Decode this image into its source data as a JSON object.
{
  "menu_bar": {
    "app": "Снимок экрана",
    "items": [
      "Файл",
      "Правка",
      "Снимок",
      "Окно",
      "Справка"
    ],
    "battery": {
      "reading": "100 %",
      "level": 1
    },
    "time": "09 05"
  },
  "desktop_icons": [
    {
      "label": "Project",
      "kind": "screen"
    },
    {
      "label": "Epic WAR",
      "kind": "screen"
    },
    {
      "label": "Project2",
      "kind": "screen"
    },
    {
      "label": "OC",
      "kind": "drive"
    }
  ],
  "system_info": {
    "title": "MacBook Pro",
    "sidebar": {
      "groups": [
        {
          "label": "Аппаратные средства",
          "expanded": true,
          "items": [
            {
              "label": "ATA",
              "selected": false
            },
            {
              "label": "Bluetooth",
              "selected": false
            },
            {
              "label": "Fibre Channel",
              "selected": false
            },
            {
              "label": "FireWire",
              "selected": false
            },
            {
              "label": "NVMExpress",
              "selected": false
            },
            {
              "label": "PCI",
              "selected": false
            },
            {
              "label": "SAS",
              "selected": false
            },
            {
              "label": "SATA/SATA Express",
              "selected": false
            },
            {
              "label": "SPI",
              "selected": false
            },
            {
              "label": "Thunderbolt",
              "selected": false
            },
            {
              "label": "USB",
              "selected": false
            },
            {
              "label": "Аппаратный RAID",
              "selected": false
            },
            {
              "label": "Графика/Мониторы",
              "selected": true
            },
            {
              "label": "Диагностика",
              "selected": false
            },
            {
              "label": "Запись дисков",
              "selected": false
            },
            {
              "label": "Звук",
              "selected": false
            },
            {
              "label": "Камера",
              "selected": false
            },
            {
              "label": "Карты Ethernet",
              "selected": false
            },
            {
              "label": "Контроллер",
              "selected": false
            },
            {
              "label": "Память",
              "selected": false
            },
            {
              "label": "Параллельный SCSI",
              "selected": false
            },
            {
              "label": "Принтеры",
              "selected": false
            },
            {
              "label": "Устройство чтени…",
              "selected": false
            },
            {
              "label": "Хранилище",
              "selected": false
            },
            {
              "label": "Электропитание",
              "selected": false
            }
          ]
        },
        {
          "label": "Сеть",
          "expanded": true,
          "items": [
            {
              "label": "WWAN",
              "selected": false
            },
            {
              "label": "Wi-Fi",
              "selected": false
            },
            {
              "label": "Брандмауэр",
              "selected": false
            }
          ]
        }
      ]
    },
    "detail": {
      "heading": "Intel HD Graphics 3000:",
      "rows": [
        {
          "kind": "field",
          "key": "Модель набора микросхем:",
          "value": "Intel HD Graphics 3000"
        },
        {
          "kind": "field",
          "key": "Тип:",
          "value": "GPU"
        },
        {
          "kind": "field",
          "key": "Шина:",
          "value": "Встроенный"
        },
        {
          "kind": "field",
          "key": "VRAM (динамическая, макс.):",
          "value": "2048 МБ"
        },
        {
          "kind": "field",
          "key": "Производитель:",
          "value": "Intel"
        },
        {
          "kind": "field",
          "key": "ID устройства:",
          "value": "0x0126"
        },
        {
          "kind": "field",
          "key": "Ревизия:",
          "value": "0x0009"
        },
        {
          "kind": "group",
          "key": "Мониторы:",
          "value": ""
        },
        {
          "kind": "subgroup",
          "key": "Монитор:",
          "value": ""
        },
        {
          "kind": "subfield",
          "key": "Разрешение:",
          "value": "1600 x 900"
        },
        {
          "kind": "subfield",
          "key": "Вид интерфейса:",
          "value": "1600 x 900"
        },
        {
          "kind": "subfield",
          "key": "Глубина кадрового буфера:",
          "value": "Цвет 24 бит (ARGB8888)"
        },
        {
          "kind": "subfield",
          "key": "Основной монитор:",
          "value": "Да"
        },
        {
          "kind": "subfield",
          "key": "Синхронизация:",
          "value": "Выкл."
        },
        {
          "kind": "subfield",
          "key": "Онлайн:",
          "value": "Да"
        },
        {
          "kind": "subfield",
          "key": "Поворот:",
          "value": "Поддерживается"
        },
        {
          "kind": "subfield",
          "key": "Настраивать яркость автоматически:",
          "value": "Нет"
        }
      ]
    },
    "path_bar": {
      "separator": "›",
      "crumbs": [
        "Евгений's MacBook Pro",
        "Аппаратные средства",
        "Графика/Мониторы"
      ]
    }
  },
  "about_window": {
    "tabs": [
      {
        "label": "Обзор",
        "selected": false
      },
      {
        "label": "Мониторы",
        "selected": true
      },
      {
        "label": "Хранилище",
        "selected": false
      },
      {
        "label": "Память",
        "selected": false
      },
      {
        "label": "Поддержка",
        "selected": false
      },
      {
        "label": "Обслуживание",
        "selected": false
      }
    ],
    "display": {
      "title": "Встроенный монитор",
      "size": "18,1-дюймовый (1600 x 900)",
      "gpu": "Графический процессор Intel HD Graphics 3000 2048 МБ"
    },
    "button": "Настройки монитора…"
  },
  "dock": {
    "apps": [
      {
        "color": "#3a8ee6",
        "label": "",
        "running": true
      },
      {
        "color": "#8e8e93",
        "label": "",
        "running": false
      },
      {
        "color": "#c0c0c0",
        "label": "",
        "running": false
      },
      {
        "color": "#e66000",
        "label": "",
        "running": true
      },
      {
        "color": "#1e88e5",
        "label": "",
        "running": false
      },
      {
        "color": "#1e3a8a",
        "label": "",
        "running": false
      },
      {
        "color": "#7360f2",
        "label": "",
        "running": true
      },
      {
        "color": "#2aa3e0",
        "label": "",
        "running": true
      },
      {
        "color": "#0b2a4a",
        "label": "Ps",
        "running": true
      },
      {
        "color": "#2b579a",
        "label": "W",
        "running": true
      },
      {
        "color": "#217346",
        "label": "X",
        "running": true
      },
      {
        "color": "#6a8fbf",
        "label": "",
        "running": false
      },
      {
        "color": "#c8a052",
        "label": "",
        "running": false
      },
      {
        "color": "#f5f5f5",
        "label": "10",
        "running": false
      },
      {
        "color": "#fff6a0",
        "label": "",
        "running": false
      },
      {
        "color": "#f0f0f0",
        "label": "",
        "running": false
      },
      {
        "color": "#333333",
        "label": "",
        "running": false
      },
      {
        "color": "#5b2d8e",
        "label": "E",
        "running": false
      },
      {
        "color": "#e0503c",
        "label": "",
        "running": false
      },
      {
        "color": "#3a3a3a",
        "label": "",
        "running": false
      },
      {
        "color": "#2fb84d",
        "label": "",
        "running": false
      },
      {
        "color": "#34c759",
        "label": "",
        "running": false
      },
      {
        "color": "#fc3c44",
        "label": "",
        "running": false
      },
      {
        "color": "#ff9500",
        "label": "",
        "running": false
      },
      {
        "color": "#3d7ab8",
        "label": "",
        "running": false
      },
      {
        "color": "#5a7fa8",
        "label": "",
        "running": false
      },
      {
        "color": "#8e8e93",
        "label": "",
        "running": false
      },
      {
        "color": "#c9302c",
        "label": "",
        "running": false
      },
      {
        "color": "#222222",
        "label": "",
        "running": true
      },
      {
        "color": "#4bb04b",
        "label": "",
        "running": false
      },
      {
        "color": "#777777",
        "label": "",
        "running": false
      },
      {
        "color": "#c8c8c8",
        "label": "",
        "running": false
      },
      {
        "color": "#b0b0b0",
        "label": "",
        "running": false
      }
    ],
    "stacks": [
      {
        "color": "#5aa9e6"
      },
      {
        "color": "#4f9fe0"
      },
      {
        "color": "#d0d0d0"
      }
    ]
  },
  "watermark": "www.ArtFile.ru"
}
────────
Request: The records above should be repeated in full, exactly as given.

Result of this task:
Decode this image into its source data as a JSON object.
{
  "menu_bar": {
    "app": "Снимок экрана",
    "items": [
      "Файл",
      "Правка",
      "Снимок",
      "Окно",
      "Справка"
    ],
    "battery": {
      "reading": "100 %",
      "level": 1
    },
    "time": "09 05"
  },
  "desktop_icons": [
    {
      "label": "Project",
      "kind": "screen"
    },
    {
      "label": "Epic WAR",
      "kind": "screen"
    },
    {
      "label": "Project2",
      "kind": "screen"
    },
    {
      "label": "OC",
      "kind": "drive"
    }
  ],
  "system_info": {
    "title": "MacBook Pro",
    "sidebar": {
      "groups": [
        {
          "label": "Аппаратные средства",
          "expanded": true,
          "items": [
            {
              "label": "ATA",
              "selected": false
            },
            {
              "label": "Bluetooth",
              "selected": false
            },
            {
              "label": "Fibre Channel",
              "selected": false
            },
            {
              "label": "FireWire",
              "selected": false
            },
            {
              "label": "NVMExpress",
              "selected": false
            },
            {
              "label": "PCI",
              "selected": false
            },
            {
              "label": "SAS",
              "selected": false
            },
            {
              "label": "SATA/SATA Express",
              "selected": false
            },
            {
              "label": "SPI",
              "selected": false
            },
            {
              "label": "Thunderbolt",
              "selected": false
            },
            {
              "label": "USB",
              "selected": false
            },
            {
              "label": "Аппаратный RAID",
              "selected": false
            },
            {
              "label": "Графика/Мониторы",
              "selected": true
            },
            {
              "label": "Диагностика",
              "selected": false
            },
            {
              "label": "Запись дисков",
              "selected": false
            },
            {
              "label": "Звук",
              "selected": false
            },
            {
              "label": "Камера",
              "selected": false
            },
            {
              "label": "Карты Ethernet",
              "selected": false
            },
            {
              "label": "Контроллер",
              "selected": false
            },
            {
              "label": "Память",
              "selected": false
            },
            {
              "label": "Параллельный SCSI",
              "selected": false
            },
            {
              "label": "Принтеры",
              "selected": false
            },
            {
              "label": "Устройство чтени…",
              "selected": false
            },
            {
              "label": "Хранилище",
              "selected": false
            },
            {
              "label": "Электропитание",
              "selected": false
            }
          ]
        },
        {
          "label": "Сеть",
          "expanded": true,
          "items": [
            {
              "label": "WWAN",
              "selected": false
            },
            {
              "label": "Wi-Fi",
              "selected": false
            },
            {
              "label": "Брандмауэр",
              "selected": false
            }
          ]
        }
      ]
    },
    "detail": {
      "heading": "Intel HD Graphics 3000:",
      "rows": [
        {
          "kind": "field",
          "key": "Модель набора микросхем:",
          "value": "Intel HD Graphics 3000"
        },
        {
          "kind": "field",
          "key": "Тип:",
          "value": "GPU"
        },
        {
          "kind": "field",
          "key": "Шина:",
          "value": "Встроенный"
        },
        {
          "kind": "field",
          "key": "VRAM (динамическая, макс.):",
          "value": "2048 МБ"
        },
        {
          "kind": "field",
          "key": "Производитель:",
          "value": "Intel"
        },
        {
          "kind": "field",
          "key": "ID устройства:",
          "value": "0x0126"
        },
        {
          "kind": "field",
          "key": "Ревизия:",
          "value": "0x0009"
        },
        {
          "kind": "group",
          "key": "Мониторы:",
          "value": ""
        },
        {
          "kind": "subgroup",
          "key": "Монитор:",
          "value": ""
        },
        {
          "kind": "subfield",
          "key": "Разрешение:",
          "value": "1600 x 900"
        },
        {
          "kind": "subfield",
          "key": "Вид интерфейса:",
          "value": "1600 x 900"
        },
        {
          "kind": "subfield",
          "key": "Глубина кадрового буфера:",
          "value": "Цвет 24 бит (ARGB8888)"
        },
        {
          "kind": "subfield",
          "key": "Основной монитор:",
          "value": "Да"
        },
        {
          "kind": "subfield",
          "key": "Синхронизация:",
          "value": "Выкл."
        },
        {
          "kind": "subfield",
          "key": "Онлайн:",
          "value": "Да"
        },
        {
          "kind": "subfield",
          "key": "Поворот:",
          "value": "Поддерживается"
        },
        {
          "kind": "subfield",
          "key": "Настраивать яркость автоматически:",
          "value": "Нет"
        }
      ]
    },
    "path_bar": {
      "separator": "›",
      "crumbs": [
        "Евгений's MacBook Pro",
        "Аппаратные средства",
        "Графика/Мониторы"
      ]
    }
  },
  "about_window": {
    "tabs": [
      {
        "label": "Обзор",
        "selected": false
      },
      {
        "label": "Мониторы",
        "selected": true
      },
      {
        "label": "Хранилище",
        "selected": false
      },
      {
        "label": "Память",
        "selected": false
      },
      {
        "label": "Поддержка",
        "selected": false
      },
      {
        "label": "Обслуживание",
        "selected": false
      }
    ],
    "display": {
      "title": "Встроенный монитор",
      "size": "18,1-дюймовый (1600 x 900)",
      "gpu": "Графический процессор Intel HD Graphics 3000 2048 МБ"
    },
    "button": "Настройки монитора…"
  },
  "dock": {
    "apps": [
      {
        "color": "#3a8ee6",
        "label": "",
        "running": true
      },
      {
        "color": "#8e8e93",
        "label": "",
        "running": false
      },
      {
        "color": "#c0c0c0",
        "label": "",
        "running": false
      },
      {
        "color": "#e66000",
        "label": "",
        "running": true
      },
      {
        "color": "#1e88e5",
        "label": "",
        "running": false
      },
      {
        "color": "#1e3a8a",
        "label": "",
        "running": false
      },
      {
        "color": "#7360f2",
        "label": "",
        "running": true
      },
      {
        "color": "#2aa3e0",
        "label": "",
        "running": true
      },
      {
        "color": "#0b2a4a",
        "label": "Ps",
        "running": true
      },
      {
        "color": "#2b579a",
        "label": "W",
        "running": true
      },
      {
        "color": "#217346",
        "label": "X",
        "running": true
      },
      {
        "color": "#6a8fbf",
        "label": "",
        "running": false
      },
      {
        "color": "#c8a052",
        "label": "",
        "running": false
      },
      {
        "color": "#f5f5f5",
        "label": "10",
        "running": false
      },
      {
        "color": "#fff6a0",
        "label": "",
        "running": false
      },
      {
        "color": "#f0f0f0",
        "label": "",
        "running": false
      },
      {
        "color": "#333333",
        "label": "",
        "running": false
      },
      {
        "color": "#5b2d8e",
        "label": "E",
        "running": false
      },
      {
        "color": "#e0503c",
        "label": "",
        "running": false
      },
      {
        "color": "#3a3a3a",
        "label": "",
        "running": false
      },
      {
        "color": "#2fb84d",
        "label": "",
        "running": false
      },
      {
        "color": "#34c759",
        "label": "",
        "running": false
      },
      {
        "color": "#fc3c44",
        "label": "",
        "running": false
      },
      {
        "color": "#ff9500",
        "label": "",
        "running": false
      },
      {
        "color": "#3d7ab8",
        "label": "",
        "running": false
      },
      {
        "color": "#5a7fa8",
        "label": "",
        "running": false
      },
      {
        "color": "#8e8e93",
        "label": "",
        "running": false
      },
      {
        "color": "#c9302c",
        "label": "",
        "running": false
      },
      {
        "color": "#222222",
        "label": "",
        "running": true
      },
      {
        "color": "#4bb04b",
        "label": "",
        "running": false
      },
      {
        "color": "#777777",
        "label": "",
        "running": false
      },
      {
        "color": "#c8c8c8",
        "label": "",
        "running": false
      },
      {
        "color": "#b0b0b0",
        "label": "",
        "running": false
      }
    ],
    "stacks": [
      {
        "color": "#5aa9e6"
      },
      {
        "color": "#4f9fe0"
      },
      {
        "color": "#d0d0d0"
      }
    ]
  },
  "watermark": "www.ArtFile.ru"
}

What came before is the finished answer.